__EXERCISE BRIEF__
Copy out the lines that have "средства" in them.

__RECORD SET__
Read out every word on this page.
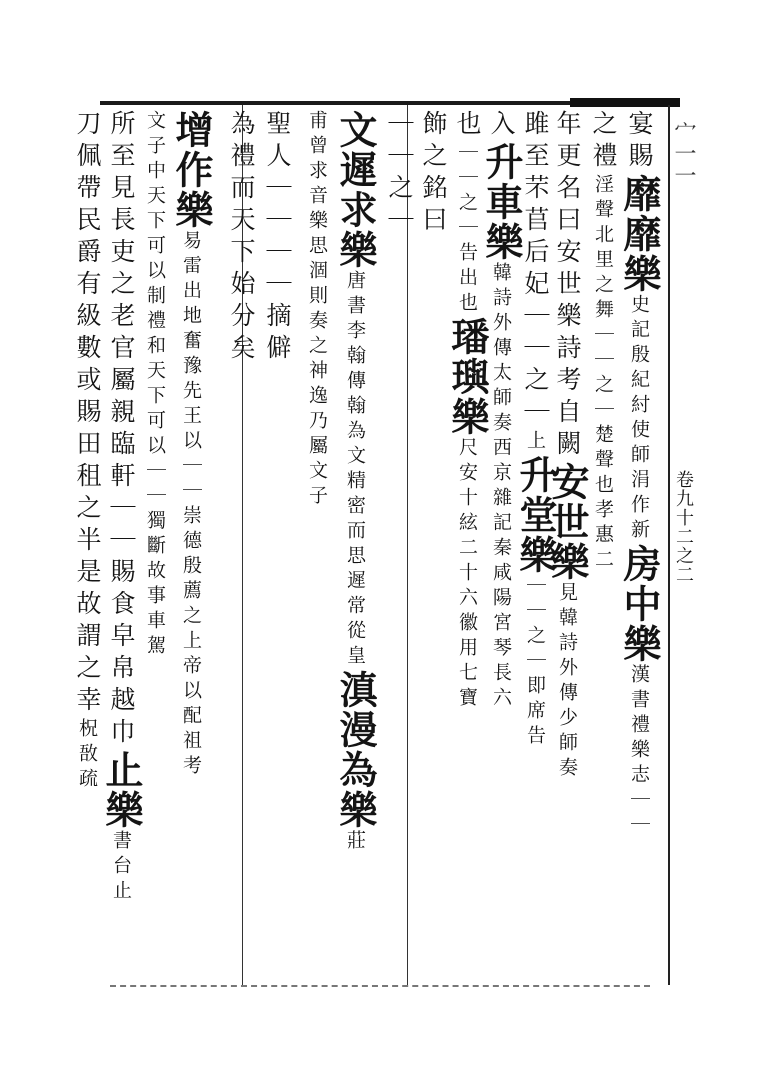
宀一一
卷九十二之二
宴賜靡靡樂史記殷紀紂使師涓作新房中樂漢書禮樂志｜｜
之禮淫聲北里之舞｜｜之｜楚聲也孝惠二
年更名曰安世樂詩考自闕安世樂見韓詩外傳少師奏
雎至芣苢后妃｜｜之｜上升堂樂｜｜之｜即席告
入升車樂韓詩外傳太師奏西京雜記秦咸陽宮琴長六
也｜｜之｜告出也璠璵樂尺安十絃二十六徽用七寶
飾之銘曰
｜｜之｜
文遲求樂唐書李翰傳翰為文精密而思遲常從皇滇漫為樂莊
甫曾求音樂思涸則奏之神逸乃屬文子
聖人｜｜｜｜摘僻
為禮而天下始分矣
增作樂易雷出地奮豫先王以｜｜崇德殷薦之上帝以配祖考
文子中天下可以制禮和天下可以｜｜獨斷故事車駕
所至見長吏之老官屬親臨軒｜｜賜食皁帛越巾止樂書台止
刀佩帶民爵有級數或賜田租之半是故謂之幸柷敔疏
...
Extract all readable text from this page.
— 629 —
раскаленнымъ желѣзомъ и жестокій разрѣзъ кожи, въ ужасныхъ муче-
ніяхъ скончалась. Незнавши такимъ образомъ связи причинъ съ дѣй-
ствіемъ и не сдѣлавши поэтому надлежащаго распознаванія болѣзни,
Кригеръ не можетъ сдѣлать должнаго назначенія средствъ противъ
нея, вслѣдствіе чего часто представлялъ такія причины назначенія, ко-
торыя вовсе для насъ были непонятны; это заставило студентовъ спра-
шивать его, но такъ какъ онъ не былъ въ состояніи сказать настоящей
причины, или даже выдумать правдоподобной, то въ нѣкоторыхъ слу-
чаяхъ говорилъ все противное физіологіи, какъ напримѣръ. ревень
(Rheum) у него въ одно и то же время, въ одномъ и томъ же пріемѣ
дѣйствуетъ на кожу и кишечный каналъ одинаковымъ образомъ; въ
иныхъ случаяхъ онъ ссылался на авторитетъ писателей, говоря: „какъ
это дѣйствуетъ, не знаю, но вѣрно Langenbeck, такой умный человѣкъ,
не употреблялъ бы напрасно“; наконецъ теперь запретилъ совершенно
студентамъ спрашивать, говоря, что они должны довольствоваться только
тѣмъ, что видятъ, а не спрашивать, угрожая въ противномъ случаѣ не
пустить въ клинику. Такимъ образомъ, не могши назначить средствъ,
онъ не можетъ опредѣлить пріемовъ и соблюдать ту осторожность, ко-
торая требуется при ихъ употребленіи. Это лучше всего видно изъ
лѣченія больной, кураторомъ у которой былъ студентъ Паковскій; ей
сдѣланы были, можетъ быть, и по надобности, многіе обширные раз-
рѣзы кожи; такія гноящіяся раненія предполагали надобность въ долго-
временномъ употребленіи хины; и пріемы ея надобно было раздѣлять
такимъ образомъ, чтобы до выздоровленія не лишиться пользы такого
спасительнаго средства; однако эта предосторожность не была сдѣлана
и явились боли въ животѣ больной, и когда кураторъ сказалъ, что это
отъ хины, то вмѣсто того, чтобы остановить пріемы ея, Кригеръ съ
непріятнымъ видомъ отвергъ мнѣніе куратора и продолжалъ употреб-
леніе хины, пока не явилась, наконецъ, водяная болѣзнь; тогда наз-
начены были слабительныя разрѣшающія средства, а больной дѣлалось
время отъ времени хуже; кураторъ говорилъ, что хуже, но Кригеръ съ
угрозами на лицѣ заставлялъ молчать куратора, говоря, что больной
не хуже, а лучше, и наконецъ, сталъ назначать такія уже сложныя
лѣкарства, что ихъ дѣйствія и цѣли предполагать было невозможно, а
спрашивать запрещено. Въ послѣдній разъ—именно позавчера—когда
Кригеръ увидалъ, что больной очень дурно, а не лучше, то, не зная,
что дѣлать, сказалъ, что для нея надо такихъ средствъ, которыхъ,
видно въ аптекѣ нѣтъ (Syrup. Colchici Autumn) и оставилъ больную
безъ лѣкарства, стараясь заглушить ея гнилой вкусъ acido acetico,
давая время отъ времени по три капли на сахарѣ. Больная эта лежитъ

__OUTPUT OF THE EXERCISE__
спасительнаго средства; однако эта предосторожность не была сдѣлана
начены были слабительныя разрѣшающія средства, а больной дѣлалось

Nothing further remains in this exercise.